- **COMPITO DA SVOLGERE**: Nell'intervista sulla mobilità, ricopia parola per parola il tratto che va da "Quindi saper guidare" a "un caso italiano?".

- **BRANO DI ESERCIZIO**:
La mobilità oggi? A portata di App

Enrico Pagliari: "Abitudini cambiate, i giovani sono multimodali e la patente arriva più tardi"

La mobilità oggi? A portata di App
La mobilità oggi? A portata di App

Una delle differenze più evidenti tra i boomers e i ragazzi di oggi è il rapporto con la patente e l’auto. Mentre per i primi la libertà di spostarsi con l’auto era un elemento distintivo e quindi la patente andava presa il più presto possibile, per le nuove generazioni tutta questa urgenza non ha più ragione d’essere. Ne abbiamo parlato con l’ingegner ENRICO PAGLIARI, direttore Automotive ACI Progei.

Come si spiega questo cambio radicale di abitudini?

"La ragione va cercata nei grandi cambiamenti che hanno investito il mondo della mobilità. Pensiamo all’evoluzione tecnologica che ha profondamente mutato il il mondo dell’auto: oggi accanto ai veicoli tradizionali ci sono quelli elettrici, gli ibridi e anche le modalità di guida sono cambiate, si va da quella connessa a quella assistita fino a quella autonoma nei casi più evoluti. Le nuove abitudini dei ragazzi si collocano all’interno di questo cambiamento generalizzato".

Qual è l’approccio alla mobilità delle nuove generazioni?

"Direi che hanno un approccio multimodale, ovvero non sono legati tanto al mezzo quando alla meta e per raggiungerla nel più breve tempo possibile, o nel modo a loro più conveniente, alternano vettori diversi. Ci si sposta con l’aereo, in treno, in auto e anche a piedi se serve. Da questo punto di vista si può dire tranquillamente che le nuove generazioni viaggiano molto di più rispetto ai loro padri o ai loro fratelli maggiori, ma per farlo non ricorrono necessariamente all’automobile".

Un approccio più consapevole alla mobilità quindi?

"Di sicuro prediligono la multimedialità, sono perennemente connessi e utilizzano le App come strumenti per facilitare i loro spostamenti. Questo si traduce in un grande bisogno di informazioni che devono essere aggiornate in tempo reale e il più precise possibili, per consentire loro di poter scegliere e anche cambiare vettore in caso di necessità".

Quindi saper guidare l’auto non è più un simbolo di emancipazione come lo è stato, per decenni, per le generazioni precedenti?

"I ragazzi di oggi dimostrano un approccio molto disincantato a questo problema: prendono la patente quando non possono più farne a meno. Questo lo riscontriamo anche nelle osservazioni statistiche".

Se l’80% dei boomer ha preso la patente appena maggiorenne tra gli under 25, i ragazzi della Generazione Z, solo il 53% ha preso la patente a 18 anni. Anche negli altri Paesi è così o è solo un caso italiano?

"Da questo punto di vista siamo perfettamente in linea con il resto del mondo. Negli USA, dove si fanno molte più statistiche rispetto a noi, questo calo è osservato fin dalla fine degli anni ’70. Già ne 1997, ’solo“ il 43% dei sedicenni statunitensi era in possesso di una patente di guida e nel 2020 secondo i dati ufficiali del Bureau of transportation statistics, la percentuale era scesa a quota 25%. Da uno studio Aci/Istat è emerso che nel 2011 erano più di un milione le automobili intestate agli under 25 italiani, mentre nel 2021 circa 590mila, in calo del 43%".

- **DATI FORNITI**:
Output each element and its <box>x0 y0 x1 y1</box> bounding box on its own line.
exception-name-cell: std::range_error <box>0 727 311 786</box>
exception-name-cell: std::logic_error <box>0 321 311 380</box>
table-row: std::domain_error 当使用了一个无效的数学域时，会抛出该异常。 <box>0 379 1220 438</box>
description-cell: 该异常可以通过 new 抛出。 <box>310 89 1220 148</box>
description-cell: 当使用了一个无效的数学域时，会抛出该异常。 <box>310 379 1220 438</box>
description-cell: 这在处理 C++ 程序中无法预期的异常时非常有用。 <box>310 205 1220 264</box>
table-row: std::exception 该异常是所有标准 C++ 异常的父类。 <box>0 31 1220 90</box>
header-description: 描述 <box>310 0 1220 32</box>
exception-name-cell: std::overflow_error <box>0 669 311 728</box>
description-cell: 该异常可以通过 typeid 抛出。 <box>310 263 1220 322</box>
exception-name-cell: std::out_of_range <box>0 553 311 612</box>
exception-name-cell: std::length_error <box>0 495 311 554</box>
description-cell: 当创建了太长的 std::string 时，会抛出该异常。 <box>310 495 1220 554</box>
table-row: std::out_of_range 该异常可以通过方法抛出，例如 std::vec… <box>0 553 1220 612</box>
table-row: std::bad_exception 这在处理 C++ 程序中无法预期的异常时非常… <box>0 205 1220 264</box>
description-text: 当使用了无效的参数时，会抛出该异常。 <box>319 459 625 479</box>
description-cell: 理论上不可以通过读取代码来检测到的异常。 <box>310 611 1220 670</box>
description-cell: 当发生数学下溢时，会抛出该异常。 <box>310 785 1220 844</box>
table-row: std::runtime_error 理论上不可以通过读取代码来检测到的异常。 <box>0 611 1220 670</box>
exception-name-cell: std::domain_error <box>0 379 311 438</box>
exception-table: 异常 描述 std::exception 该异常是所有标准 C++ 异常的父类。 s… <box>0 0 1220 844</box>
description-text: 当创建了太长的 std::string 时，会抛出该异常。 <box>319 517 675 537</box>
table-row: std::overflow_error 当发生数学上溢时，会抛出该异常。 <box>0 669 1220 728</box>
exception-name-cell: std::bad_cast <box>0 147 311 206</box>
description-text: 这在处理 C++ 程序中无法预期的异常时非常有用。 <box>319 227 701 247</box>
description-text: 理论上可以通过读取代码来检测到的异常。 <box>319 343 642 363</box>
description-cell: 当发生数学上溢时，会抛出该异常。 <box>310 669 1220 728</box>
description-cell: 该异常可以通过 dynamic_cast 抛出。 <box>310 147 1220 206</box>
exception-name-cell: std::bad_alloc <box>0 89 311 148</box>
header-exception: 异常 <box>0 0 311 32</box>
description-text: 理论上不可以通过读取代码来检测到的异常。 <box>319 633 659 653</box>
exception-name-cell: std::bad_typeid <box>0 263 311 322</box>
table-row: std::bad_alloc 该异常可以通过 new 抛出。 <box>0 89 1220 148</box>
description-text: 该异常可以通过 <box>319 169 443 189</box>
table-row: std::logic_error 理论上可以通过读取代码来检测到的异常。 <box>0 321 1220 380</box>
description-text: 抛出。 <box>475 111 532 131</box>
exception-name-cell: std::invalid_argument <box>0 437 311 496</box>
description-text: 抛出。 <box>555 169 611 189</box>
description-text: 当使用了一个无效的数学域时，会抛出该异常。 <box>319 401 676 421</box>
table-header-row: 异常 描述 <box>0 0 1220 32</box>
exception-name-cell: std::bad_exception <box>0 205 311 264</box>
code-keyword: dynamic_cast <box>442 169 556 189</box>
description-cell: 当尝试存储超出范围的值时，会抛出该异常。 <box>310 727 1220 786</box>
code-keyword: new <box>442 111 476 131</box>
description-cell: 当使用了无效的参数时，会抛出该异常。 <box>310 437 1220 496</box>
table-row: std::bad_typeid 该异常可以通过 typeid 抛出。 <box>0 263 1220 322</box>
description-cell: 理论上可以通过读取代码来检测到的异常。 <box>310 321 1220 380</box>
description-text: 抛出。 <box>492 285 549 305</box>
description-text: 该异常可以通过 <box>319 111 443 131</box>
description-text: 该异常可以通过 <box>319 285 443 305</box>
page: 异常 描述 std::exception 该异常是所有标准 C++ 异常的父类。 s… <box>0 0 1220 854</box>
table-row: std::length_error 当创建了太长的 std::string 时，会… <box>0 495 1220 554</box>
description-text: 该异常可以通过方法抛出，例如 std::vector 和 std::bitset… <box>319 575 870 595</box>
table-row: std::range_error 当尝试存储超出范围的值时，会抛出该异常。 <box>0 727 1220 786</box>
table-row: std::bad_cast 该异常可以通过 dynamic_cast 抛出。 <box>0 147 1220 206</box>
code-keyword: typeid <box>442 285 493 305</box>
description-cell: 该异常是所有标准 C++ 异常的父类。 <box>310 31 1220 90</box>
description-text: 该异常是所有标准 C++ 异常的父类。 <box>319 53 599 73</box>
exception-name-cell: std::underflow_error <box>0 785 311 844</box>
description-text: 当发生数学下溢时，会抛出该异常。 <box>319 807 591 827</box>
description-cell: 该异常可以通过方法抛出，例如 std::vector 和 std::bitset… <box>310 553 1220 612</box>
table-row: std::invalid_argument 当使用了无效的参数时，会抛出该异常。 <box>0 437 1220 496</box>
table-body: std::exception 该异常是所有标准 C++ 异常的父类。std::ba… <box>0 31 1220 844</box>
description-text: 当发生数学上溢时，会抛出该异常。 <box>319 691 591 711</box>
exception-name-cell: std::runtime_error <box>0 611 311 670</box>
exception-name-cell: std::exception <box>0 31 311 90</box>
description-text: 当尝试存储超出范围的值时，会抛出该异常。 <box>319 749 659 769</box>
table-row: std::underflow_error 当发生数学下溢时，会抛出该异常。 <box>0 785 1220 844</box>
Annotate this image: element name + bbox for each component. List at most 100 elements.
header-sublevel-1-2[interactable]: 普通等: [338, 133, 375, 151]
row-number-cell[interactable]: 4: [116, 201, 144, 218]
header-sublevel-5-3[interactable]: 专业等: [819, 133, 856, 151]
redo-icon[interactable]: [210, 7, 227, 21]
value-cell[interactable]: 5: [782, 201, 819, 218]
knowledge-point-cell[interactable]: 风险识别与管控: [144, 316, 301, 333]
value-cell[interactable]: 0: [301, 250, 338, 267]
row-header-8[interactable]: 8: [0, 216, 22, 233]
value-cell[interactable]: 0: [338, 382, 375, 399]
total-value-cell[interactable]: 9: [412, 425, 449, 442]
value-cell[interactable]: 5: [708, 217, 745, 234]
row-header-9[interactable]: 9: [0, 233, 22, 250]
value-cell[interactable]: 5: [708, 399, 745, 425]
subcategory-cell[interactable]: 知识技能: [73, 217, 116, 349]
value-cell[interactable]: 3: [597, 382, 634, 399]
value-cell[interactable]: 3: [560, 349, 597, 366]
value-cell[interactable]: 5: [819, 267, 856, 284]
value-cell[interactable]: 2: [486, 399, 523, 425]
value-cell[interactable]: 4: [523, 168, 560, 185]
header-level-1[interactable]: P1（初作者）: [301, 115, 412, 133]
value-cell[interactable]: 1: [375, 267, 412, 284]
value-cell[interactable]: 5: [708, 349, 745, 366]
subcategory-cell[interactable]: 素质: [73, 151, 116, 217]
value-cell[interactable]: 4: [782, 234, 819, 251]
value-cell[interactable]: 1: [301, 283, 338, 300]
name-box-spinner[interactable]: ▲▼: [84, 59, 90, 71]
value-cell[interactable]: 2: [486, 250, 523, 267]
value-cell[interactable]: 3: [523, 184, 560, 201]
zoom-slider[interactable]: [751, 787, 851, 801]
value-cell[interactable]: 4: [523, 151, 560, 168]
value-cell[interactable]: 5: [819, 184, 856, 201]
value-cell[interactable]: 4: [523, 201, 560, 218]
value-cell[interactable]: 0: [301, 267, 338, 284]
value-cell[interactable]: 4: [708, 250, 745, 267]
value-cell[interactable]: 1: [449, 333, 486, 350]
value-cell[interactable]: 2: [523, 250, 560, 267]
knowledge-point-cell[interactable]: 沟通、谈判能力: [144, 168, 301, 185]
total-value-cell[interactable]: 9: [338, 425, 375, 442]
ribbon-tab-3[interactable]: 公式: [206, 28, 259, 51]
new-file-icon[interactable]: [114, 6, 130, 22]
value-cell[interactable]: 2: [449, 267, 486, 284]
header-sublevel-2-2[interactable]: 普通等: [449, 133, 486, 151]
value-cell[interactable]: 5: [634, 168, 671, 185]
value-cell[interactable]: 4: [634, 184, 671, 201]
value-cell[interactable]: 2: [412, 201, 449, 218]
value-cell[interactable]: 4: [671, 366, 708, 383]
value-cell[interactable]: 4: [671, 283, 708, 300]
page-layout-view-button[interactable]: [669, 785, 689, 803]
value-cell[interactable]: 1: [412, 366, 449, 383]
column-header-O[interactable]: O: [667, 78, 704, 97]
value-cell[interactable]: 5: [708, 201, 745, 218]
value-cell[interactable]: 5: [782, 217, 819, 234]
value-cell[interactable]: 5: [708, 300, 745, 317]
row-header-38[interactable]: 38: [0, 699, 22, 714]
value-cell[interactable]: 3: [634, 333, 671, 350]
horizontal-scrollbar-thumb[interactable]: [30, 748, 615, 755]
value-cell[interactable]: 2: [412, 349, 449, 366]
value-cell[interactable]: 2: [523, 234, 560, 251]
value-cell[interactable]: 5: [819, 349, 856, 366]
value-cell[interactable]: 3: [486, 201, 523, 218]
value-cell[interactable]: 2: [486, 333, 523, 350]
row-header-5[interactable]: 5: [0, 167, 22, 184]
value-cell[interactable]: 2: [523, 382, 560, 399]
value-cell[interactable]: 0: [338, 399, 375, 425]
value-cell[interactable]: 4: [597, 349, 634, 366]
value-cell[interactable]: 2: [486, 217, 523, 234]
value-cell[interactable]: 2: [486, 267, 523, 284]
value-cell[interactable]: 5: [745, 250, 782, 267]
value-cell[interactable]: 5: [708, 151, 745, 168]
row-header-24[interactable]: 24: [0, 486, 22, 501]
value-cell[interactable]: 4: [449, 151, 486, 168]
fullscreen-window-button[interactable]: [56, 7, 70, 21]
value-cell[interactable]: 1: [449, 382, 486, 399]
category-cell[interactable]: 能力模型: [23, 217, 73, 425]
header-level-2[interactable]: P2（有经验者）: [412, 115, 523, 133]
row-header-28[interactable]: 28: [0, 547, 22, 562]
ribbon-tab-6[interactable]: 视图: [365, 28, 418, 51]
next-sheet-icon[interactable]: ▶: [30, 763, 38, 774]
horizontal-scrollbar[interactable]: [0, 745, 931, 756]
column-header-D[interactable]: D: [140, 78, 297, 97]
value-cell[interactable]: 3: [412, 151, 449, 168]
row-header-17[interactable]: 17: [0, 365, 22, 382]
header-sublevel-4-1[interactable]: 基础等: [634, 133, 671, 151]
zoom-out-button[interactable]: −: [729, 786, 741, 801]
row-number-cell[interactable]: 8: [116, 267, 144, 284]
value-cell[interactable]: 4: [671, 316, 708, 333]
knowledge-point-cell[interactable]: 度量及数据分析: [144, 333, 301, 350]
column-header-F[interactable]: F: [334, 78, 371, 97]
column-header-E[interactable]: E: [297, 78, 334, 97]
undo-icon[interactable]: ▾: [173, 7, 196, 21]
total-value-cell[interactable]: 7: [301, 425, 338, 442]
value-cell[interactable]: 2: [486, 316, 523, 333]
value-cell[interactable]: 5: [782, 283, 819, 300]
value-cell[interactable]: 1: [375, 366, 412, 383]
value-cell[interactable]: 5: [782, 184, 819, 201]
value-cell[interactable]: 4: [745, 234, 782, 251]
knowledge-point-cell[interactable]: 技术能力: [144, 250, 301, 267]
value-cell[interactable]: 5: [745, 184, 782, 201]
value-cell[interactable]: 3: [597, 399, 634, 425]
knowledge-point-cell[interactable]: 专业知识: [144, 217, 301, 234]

- **RISULTATO**:
Quindi saper guidare l’auto non è più un simbolo di emancipazione come lo è stato, per decenni, per le generazioni precedenti?

"I ragazzi di oggi dimostrano un approccio molto disincantato a questo problema: prendono la patente quando non possono più farne a meno. Questo lo riscontriamo anche nelle osservazioni statistiche".

Se l’80% dei boomer ha preso la patente appena maggiorenne tra gli under 25, i ragazzi della Generazione Z, solo il 53% ha preso la patente a 18 anni. Anche negli altri Paesi è così o è solo un caso italiano?